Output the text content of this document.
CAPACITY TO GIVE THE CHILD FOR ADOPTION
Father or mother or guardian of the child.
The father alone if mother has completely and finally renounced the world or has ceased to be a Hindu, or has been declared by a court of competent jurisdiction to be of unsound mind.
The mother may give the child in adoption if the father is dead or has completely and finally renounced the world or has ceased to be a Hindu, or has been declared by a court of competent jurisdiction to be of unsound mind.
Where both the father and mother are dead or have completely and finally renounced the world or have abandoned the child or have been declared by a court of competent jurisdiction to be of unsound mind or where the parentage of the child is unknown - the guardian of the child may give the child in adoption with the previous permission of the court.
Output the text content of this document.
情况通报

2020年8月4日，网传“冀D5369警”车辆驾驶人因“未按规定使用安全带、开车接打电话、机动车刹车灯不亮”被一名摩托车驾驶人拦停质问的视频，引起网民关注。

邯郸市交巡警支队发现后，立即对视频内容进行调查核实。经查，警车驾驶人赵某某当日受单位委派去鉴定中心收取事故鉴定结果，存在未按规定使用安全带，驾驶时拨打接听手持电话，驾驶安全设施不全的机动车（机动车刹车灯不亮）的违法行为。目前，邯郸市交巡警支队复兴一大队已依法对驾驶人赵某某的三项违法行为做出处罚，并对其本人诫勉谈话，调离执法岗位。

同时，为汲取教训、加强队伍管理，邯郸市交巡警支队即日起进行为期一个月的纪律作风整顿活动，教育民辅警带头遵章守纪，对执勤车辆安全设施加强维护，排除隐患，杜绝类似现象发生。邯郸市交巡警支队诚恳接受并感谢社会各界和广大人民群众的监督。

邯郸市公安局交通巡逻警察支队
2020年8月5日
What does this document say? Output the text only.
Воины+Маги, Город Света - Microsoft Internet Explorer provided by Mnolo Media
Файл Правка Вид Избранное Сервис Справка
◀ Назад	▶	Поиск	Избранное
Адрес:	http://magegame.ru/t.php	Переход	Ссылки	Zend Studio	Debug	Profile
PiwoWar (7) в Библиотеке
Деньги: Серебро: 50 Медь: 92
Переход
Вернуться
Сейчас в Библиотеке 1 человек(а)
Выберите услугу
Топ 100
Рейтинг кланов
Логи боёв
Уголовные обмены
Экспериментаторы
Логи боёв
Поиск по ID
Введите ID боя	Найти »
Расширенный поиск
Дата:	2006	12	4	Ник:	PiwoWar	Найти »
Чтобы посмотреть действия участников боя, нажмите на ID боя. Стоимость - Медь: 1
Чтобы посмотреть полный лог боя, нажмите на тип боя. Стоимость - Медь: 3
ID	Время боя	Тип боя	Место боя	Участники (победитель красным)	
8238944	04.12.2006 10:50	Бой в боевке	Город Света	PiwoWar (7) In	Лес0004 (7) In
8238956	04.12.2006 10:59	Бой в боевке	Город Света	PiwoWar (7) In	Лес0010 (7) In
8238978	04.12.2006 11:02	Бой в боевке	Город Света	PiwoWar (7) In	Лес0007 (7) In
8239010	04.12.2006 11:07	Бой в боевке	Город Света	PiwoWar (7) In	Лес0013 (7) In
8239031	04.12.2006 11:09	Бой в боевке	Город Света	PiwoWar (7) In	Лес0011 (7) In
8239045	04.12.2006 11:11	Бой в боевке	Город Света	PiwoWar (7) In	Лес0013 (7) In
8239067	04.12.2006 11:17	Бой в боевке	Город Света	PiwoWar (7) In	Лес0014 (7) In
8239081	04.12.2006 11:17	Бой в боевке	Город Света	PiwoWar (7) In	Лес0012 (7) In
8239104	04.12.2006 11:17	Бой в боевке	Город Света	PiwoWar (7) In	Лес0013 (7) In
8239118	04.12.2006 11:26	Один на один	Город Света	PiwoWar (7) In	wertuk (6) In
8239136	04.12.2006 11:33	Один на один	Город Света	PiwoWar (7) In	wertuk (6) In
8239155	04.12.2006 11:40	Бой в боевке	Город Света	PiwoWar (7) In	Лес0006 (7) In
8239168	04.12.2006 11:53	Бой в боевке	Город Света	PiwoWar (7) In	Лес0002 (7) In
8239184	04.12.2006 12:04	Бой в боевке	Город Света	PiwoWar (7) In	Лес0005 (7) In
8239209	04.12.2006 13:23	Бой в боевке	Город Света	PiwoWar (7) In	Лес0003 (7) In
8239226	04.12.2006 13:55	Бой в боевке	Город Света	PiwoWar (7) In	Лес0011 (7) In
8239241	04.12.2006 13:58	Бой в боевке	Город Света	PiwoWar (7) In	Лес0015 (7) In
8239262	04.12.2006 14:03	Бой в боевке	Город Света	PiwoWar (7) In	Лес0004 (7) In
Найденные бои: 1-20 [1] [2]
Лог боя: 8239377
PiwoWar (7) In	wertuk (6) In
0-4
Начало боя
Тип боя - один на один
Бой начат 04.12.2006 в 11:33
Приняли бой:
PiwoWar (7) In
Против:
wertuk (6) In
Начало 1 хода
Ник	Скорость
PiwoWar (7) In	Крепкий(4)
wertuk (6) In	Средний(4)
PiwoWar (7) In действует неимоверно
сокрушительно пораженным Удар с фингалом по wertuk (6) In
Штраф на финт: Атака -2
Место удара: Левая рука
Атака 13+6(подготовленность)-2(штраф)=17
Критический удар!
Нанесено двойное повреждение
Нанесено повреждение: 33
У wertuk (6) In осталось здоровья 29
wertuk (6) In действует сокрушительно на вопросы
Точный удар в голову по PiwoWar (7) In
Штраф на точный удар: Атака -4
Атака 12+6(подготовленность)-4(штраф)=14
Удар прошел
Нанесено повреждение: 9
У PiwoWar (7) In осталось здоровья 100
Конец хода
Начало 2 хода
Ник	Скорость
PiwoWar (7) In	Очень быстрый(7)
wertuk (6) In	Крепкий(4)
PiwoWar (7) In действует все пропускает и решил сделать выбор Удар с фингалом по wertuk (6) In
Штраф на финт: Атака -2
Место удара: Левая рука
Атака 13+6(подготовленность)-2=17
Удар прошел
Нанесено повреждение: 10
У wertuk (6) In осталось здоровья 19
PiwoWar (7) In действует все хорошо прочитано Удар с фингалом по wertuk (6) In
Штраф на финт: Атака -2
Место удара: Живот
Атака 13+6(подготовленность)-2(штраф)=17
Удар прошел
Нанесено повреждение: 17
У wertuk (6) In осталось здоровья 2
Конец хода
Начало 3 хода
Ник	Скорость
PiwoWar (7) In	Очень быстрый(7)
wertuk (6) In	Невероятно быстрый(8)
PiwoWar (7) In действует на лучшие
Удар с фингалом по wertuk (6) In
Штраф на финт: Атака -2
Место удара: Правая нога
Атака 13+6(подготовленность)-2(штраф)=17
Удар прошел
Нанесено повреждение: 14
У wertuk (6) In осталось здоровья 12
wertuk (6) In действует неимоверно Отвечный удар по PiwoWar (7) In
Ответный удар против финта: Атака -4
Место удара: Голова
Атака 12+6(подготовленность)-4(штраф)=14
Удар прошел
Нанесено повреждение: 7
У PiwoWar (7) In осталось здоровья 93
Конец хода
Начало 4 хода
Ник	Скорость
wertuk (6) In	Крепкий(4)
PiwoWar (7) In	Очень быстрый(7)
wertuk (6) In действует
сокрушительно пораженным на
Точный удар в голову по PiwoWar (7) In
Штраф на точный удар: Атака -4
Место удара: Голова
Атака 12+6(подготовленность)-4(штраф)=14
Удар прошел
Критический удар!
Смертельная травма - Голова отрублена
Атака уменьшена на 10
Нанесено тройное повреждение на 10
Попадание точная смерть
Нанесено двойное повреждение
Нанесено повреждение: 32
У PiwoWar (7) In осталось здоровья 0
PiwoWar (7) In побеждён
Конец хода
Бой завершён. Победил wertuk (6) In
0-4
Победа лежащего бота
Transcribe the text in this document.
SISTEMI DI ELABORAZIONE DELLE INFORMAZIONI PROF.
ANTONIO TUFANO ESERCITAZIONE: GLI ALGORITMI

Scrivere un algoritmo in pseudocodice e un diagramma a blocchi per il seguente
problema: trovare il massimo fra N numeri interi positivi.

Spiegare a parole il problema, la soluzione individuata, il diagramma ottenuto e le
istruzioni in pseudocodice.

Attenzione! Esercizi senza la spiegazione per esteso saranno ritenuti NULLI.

########

- _Stated goal_:
Report each line in the data that holds the word "Нанесено".

- _Worked solution_:
Нанесено двойное повреждение
Нанесено повреждение: 33
Нанесено повреждение: 9
Нанесено повреждение: 10
Нанесено повреждение: 17
Нанесено повреждение: 14
Нанесено повреждение: 7
Нанесено тройное повреждение на 10
Нанесено двойное повреждение
Нанесено повреждение: 32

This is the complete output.